=== Tâche à réaliser ===
Dans l'extrait sur l'acte d'accusation du TSL, quelle clause de la déclaration de politique générale est qualifiée de « piteuse » ?

=== Extrait de référence ===
· · · · · · ·

Vingt-sixième semaine de 2011.
Il est des perceptions troublantes : tout ça pour ça ? Cinq ans à attendre, la main sur le cœur pour la majorité des Libanais, la main sur le kalachnikov pour une partie d’entre eux, que l’acte d’accusation du TSL vienne inaugurer le (long) chemin vers la vérité et la justice : c’est désormais chose faite. Le prologue est là. Particulièrement frustrant puisque, concrètement, la quasi-totalité de la planète n’a eu droit qu’à la confirmation de la bonne santé des sources utilisées il y a près de deux ans par le Der Spiegel. Certes. Et pourtant : la date du 30 juin, celle de la livraison du Livre saint œcuménique, Bible et Coran à la fois signé Daniel Bellemare, reste capitale. Psychologiquement, c’est un séisme, qui pourrait catalyser une série de réactions.
Il est des concomitances de (deux) volets très drôles : le Conseil des ministres, qui savait parfaitement que l’acte d’accusation allait être transmis aux autorités libanaises concernées ce 30 juin, s’est dépêché de rendre publique sa déclaration de politique générale pratiquement au même moment. Un texte dont l’histoire ne retiendra, dans tous les cas, que la piteuse, l’imbécile clause 14, flanquée, c’est dire, des réserves d’au moins huit ministres et qui évoque, dans une langue inconnue, même dans ce pays de toutes les aberrations, la façon dont le Liban (ne) traitera (pas) avec le TSL. Une clause à l’image de ce cabinet : totalement schizophrène, puisque le Liban ne dispose pas d’un gouvernement, mais de trois : le cabinet de la troïka new look Sleiman-Mikati-Joumblatt (qui souffrira sans doute très vite de ruptures sévères de ligaments, à force de multiplier d’insensés grands écarts), le cabinet de Nabih Berry (il jubile : son mouvement Amal, vampirisé depuis si longtemps par le Hezbollah, sort indemne, automatiquement grandi donc par rapport à son éternel rival, de l’acte d’accusation) et le cabinet né en février 2006 dans l’église de Mar Mikhaël, celui du Hezbollah et du CPL.

· · · · · · ·

=== Extrait source ===
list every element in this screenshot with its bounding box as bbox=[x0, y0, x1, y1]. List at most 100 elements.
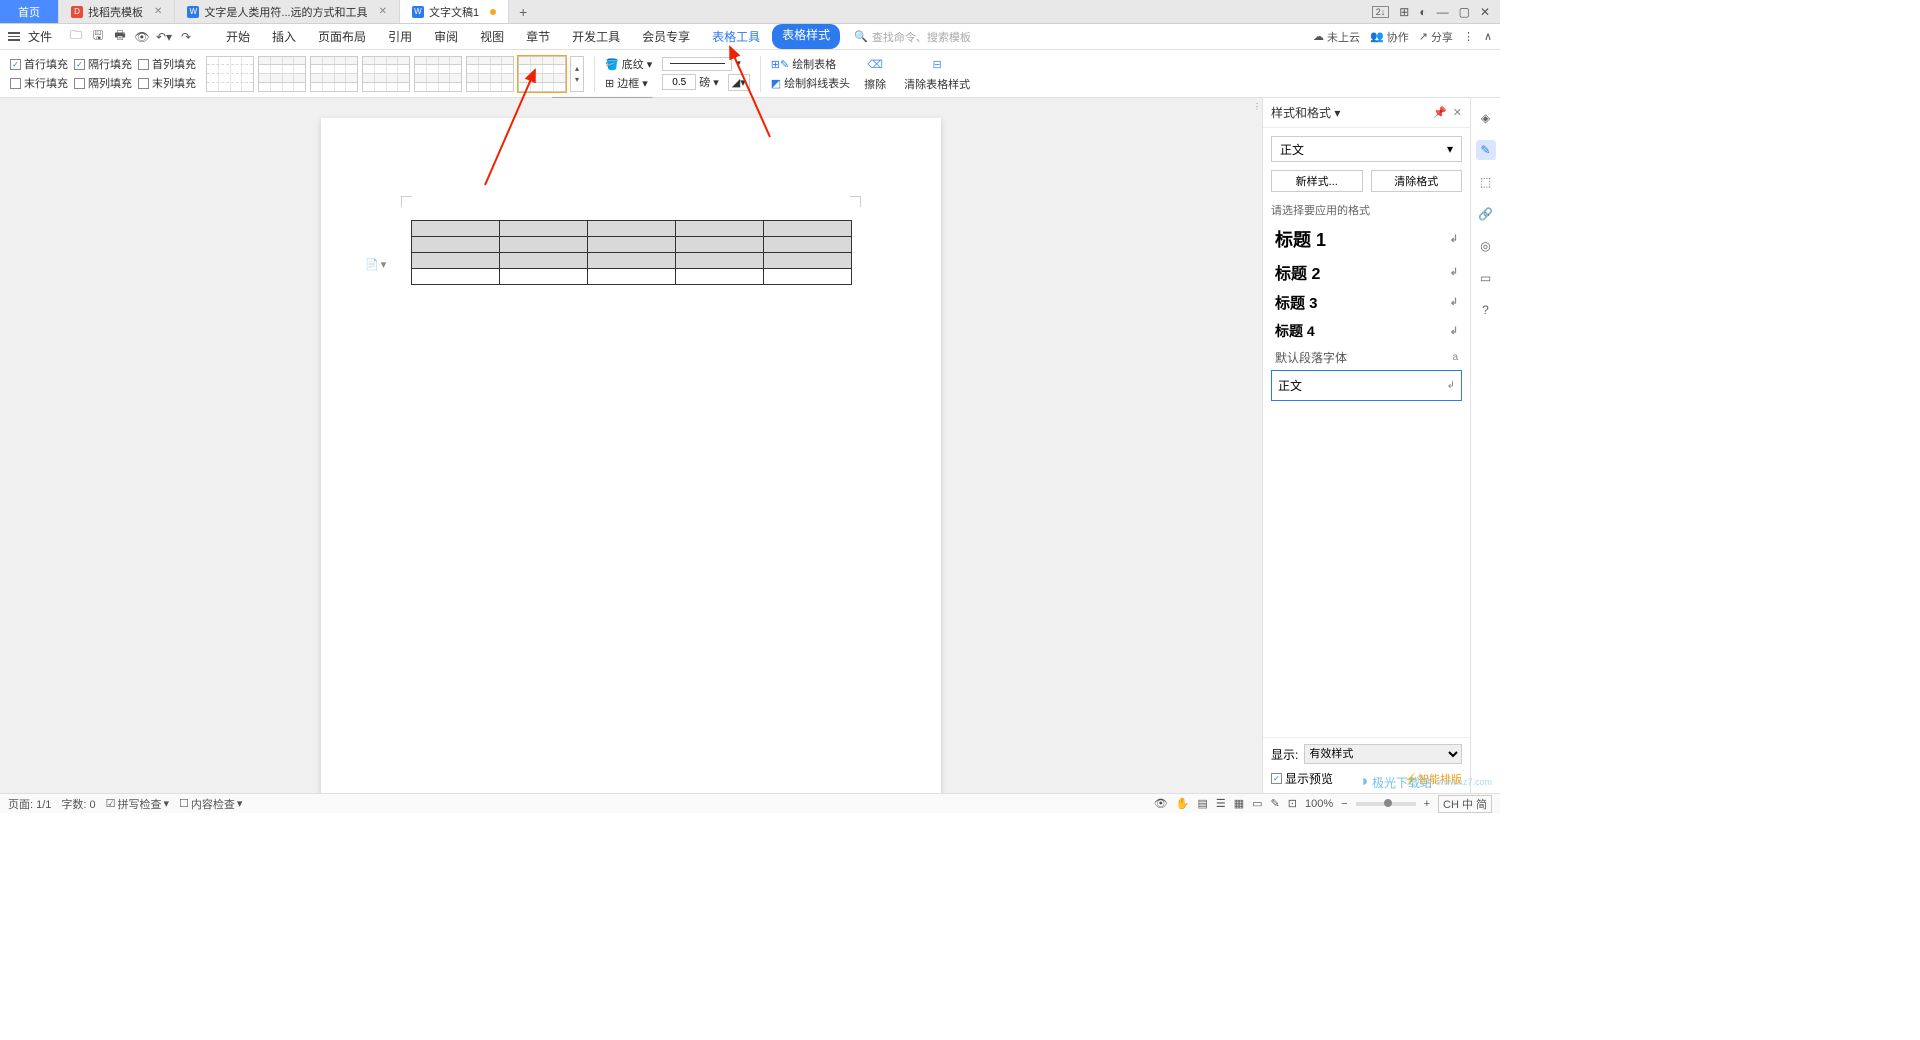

· · · · · · ·

=== Réponse rédigée ===
Il s'agit de la clause 14.